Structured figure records
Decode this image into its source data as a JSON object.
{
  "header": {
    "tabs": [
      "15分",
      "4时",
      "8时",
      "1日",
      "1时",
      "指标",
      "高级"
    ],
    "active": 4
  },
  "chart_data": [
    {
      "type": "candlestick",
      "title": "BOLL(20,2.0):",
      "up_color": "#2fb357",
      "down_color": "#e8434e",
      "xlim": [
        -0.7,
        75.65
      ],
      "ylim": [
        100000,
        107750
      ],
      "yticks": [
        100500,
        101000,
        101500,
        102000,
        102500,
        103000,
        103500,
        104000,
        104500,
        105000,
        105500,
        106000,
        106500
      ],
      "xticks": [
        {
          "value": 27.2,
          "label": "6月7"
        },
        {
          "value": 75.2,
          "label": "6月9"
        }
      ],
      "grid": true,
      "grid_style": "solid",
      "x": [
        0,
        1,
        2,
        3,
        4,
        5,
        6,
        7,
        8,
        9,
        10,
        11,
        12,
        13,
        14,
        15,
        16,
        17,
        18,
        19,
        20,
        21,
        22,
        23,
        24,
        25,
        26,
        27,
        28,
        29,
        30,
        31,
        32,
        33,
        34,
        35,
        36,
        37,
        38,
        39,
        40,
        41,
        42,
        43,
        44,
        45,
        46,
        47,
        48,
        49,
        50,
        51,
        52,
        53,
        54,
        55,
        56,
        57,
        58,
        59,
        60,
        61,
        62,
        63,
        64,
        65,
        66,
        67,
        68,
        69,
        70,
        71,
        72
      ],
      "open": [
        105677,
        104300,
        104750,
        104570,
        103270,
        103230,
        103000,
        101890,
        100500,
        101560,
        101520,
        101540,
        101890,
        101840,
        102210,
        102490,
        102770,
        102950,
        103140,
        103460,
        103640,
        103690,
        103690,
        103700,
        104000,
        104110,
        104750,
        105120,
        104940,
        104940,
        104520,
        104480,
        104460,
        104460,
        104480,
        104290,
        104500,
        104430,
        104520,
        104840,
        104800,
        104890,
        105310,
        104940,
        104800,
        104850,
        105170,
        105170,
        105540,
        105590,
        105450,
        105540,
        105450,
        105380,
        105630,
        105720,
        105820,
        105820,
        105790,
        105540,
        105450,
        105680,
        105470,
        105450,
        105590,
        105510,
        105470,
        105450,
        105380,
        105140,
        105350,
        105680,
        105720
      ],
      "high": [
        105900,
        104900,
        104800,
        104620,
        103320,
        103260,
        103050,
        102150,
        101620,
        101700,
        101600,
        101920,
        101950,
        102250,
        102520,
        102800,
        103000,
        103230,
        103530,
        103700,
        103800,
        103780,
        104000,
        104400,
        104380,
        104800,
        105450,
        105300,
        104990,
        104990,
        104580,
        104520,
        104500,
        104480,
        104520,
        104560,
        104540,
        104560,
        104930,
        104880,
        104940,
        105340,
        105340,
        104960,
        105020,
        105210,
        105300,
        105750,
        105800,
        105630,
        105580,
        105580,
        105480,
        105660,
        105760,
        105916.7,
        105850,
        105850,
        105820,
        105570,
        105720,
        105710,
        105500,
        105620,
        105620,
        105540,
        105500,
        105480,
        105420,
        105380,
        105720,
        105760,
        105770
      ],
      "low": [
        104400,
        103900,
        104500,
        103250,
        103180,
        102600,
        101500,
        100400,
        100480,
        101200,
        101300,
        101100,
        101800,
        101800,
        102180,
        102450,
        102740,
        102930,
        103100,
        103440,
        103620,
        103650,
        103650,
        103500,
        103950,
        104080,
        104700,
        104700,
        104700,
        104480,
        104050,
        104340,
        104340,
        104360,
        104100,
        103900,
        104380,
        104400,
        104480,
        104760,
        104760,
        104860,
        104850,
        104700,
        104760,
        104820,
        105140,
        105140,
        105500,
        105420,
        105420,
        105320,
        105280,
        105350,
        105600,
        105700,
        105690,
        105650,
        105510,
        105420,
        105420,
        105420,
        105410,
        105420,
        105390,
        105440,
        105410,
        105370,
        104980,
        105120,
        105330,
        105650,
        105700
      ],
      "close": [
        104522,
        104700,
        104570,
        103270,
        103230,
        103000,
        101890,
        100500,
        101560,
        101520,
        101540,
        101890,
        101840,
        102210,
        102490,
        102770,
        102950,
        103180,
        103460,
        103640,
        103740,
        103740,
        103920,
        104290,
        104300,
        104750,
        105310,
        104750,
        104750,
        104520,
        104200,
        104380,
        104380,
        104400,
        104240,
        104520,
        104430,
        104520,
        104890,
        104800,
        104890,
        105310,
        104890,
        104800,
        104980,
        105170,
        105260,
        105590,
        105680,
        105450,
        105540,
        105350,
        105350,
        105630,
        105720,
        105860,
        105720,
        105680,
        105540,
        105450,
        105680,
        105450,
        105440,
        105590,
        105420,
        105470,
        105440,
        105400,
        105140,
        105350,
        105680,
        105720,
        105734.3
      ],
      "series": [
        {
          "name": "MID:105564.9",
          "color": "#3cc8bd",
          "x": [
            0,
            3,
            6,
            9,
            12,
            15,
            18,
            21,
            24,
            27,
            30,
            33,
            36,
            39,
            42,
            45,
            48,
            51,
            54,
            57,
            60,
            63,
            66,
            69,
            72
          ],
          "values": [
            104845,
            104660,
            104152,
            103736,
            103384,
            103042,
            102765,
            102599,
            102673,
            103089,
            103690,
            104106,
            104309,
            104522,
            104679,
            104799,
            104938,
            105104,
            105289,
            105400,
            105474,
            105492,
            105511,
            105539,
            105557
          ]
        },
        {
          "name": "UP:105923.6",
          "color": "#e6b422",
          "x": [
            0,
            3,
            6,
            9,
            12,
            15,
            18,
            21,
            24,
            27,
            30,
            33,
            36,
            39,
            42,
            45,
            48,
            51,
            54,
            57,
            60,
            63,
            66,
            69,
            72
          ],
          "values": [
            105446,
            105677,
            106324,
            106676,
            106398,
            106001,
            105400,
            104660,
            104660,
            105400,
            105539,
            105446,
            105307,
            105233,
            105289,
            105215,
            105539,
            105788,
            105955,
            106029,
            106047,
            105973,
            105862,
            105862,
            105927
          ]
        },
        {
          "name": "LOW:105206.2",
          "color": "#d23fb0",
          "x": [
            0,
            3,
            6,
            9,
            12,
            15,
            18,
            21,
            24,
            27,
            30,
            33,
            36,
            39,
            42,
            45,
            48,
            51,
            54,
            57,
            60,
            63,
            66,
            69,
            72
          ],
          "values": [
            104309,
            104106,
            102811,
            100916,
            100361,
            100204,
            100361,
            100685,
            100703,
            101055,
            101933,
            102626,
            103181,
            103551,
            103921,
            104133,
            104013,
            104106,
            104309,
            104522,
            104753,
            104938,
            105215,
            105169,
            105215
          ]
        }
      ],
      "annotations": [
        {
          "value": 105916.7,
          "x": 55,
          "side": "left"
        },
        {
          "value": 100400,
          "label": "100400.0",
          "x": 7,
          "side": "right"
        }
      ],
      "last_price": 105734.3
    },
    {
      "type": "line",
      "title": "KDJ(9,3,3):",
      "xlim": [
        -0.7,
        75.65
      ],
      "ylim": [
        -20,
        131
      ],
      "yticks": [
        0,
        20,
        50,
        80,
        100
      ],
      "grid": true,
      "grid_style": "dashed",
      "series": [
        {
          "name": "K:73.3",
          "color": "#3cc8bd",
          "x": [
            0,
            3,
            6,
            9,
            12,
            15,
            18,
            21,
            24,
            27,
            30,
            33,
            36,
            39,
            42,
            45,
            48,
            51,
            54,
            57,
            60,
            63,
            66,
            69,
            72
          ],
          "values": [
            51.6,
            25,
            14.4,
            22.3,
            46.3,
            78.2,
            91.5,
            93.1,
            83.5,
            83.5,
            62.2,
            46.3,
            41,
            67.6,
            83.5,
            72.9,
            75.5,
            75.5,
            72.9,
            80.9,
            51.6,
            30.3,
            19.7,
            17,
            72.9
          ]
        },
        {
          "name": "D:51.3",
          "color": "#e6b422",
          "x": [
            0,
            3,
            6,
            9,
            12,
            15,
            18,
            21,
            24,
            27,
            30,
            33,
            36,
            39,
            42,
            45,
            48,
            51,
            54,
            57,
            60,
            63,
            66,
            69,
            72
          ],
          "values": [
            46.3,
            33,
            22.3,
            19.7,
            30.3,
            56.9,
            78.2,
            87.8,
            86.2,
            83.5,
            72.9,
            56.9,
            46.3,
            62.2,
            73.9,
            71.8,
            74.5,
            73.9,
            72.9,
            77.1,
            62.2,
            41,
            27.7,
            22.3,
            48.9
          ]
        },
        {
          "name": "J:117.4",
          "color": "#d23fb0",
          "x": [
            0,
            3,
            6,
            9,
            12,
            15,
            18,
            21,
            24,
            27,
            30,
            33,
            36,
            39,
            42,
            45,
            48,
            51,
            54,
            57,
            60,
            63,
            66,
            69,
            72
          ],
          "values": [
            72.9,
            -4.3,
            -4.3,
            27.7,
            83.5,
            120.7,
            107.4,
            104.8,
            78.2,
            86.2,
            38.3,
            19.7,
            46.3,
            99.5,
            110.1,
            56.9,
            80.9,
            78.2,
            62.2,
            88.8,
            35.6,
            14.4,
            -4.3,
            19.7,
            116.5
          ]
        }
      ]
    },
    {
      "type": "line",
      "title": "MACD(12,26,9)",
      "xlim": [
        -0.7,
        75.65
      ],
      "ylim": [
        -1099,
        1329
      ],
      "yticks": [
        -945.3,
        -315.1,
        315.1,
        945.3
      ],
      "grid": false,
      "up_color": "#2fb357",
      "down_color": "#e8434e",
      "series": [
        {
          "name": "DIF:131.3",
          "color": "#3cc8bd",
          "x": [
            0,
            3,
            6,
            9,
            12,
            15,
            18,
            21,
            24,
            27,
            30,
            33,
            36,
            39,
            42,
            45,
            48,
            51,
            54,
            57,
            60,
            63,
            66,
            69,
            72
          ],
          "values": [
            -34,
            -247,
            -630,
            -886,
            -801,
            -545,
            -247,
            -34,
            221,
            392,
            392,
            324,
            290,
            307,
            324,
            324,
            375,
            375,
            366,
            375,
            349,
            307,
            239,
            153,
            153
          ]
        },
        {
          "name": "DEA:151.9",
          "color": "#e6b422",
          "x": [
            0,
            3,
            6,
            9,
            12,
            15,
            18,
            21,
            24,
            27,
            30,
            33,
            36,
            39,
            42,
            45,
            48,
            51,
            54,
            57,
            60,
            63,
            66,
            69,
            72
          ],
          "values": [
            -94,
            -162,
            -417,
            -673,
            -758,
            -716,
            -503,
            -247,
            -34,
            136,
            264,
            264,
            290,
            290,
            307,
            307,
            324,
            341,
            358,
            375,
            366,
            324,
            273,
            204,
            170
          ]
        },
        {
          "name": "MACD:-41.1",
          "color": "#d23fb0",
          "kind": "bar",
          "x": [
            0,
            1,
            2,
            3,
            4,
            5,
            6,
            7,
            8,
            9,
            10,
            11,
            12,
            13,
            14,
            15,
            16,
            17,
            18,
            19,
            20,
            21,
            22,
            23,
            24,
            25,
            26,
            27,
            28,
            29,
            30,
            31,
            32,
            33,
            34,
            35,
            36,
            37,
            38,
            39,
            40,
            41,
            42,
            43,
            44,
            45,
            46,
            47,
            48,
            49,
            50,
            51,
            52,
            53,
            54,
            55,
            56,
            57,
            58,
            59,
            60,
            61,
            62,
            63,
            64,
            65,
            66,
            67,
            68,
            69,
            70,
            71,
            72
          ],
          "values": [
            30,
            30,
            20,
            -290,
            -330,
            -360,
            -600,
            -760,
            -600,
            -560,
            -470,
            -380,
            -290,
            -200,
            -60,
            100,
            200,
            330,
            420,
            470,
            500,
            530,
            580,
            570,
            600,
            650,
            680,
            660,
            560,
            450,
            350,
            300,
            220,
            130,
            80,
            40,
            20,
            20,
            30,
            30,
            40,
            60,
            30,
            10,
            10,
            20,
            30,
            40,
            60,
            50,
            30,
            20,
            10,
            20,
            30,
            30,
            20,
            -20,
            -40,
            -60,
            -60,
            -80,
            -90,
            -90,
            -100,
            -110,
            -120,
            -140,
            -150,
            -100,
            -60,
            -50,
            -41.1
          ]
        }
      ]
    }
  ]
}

**Requirements:**
Search the data for the word "title" and copy each line where it appears.

**Full response:**
      "title": "BOLL(20,2.0):",
      "title": "KDJ(9,3,3):",
      "title": "MACD(12,26,9)",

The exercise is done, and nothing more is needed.